Dataset items
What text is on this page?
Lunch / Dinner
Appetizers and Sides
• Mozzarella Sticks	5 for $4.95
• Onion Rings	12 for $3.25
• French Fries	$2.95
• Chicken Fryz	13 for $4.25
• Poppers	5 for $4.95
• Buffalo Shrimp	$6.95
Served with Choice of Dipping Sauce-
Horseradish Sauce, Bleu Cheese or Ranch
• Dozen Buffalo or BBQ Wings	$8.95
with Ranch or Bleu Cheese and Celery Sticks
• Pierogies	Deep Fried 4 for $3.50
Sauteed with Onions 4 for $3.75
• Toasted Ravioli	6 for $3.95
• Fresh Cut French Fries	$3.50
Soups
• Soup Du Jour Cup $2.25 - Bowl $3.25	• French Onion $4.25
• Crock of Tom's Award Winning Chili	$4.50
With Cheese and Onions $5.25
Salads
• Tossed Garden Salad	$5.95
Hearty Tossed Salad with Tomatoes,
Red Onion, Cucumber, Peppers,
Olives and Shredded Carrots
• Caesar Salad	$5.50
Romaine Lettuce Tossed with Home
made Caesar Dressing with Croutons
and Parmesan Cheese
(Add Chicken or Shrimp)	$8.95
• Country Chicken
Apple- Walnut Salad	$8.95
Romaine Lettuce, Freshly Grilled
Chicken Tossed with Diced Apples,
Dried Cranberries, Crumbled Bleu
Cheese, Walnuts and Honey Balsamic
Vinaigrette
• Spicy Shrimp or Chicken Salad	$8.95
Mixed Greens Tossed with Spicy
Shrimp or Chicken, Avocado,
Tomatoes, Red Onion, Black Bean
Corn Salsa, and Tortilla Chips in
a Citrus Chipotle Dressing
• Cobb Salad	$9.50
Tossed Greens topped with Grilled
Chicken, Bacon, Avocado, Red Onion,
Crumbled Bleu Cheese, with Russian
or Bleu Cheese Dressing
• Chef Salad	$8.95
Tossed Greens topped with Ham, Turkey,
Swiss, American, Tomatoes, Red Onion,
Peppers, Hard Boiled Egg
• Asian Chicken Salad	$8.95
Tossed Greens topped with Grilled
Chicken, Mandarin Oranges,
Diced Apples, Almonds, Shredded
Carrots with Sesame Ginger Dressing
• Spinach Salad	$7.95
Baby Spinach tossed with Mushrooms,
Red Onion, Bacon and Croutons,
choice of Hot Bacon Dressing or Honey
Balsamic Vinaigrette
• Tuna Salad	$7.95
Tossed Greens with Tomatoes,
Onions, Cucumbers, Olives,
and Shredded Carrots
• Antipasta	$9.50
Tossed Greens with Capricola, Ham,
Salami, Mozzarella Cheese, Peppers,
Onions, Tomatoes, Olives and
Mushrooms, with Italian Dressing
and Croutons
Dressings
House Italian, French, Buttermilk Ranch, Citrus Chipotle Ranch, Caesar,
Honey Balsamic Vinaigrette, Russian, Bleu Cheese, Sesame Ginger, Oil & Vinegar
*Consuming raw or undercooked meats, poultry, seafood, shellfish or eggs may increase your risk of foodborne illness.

> OBJECTIVE
Your task is to retype all the records above with nothing left out.

> EXPECTED ANSWER
What text is on this page?
Lunch / Dinner
Appetizers and Sides
• Mozzarella Sticks	5 for $4.95
• Onion Rings	12 for $3.25
• French Fries	$2.95
• Chicken Fryz	13 for $4.25
• Poppers	5 for $4.95
• Buffalo Shrimp	$6.95
Served with Choice of Dipping Sauce-
Horseradish Sauce, Bleu Cheese or Ranch
• Dozen Buffalo or BBQ Wings	$8.95
with Ranch or Bleu Cheese and Celery Sticks
• Pierogies	Deep Fried 4 for $3.50
Sauteed with Onions 4 for $3.75
• Toasted Ravioli	6 for $3.95
• Fresh Cut French Fries	$3.50
Soups
• Soup Du Jour Cup $2.25 - Bowl $3.25	• French Onion $4.25
• Crock of Tom's Award Winning Chili	$4.50
With Cheese and Onions $5.25
Salads
• Tossed Garden Salad	$5.95
Hearty Tossed Salad with Tomatoes,
Red Onion, Cucumber, Peppers,
Olives and Shredded Carrots
• Caesar Salad	$5.50
Romaine Lettuce Tossed with Home
made Caesar Dressing with Croutons
and Parmesan Cheese
(Add Chicken or Shrimp)	$8.95
• Country Chicken
Apple- Walnut Salad	$8.95
Romaine Lettuce, Freshly Grilled
Chicken Tossed with Diced Apples,
Dried Cranberries, Crumbled Bleu
Cheese, Walnuts and Honey Balsamic
Vinaigrette
• Spicy Shrimp or Chicken Salad	$8.95
Mixed Greens Tossed with Spicy
Shrimp or Chicken, Avocado,
Tomatoes, Red Onion, Black Bean
Corn Salsa, and Tortilla Chips in
a Citrus Chipotle Dressing
• Cobb Salad	$9.50
Tossed Greens topped with Grilled
Chicken, Bacon, Avocado, Red Onion,
Crumbled Bleu Cheese, with Russian
or Bleu Cheese Dressing
• Chef Salad	$8.95
Tossed Greens topped with Ham, Turkey,
Swiss, American, Tomatoes, Red Onion,
Peppers, Hard Boiled Egg
• Asian Chicken Salad	$8.95
Tossed Greens topped with Grilled
Chicken, Mandarin Oranges,
Diced Apples, Almonds, Shredded
Carrots with Sesame Ginger Dressing
• Spinach Salad	$7.95
Baby Spinach tossed with Mushrooms,
Red Onion, Bacon and Croutons,
choice of Hot Bacon Dressing or Honey
Balsamic Vinaigrette
• Tuna Salad	$7.95
Tossed Greens with Tomatoes,
Onions, Cucumbers, Olives,
and Shredded Carrots
• Antipasta	$9.50
Tossed Greens with Capricola, Ham,
Salami, Mozzarella Cheese, Peppers,
Onions, Tomatoes, Olives and
Mushrooms, with Italian Dressing
and Croutons
Dressings
House Italian, French, Buttermilk Ranch, Citrus Chipotle Ranch, Caesar,
Honey Balsamic Vinaigrette, Russian, Bleu Cheese, Sesame Ginger, Oil & Vinegar
*Consuming raw or undercooked meats, poultry, seafood, shellfish or eggs may increase your risk of foodborne illness.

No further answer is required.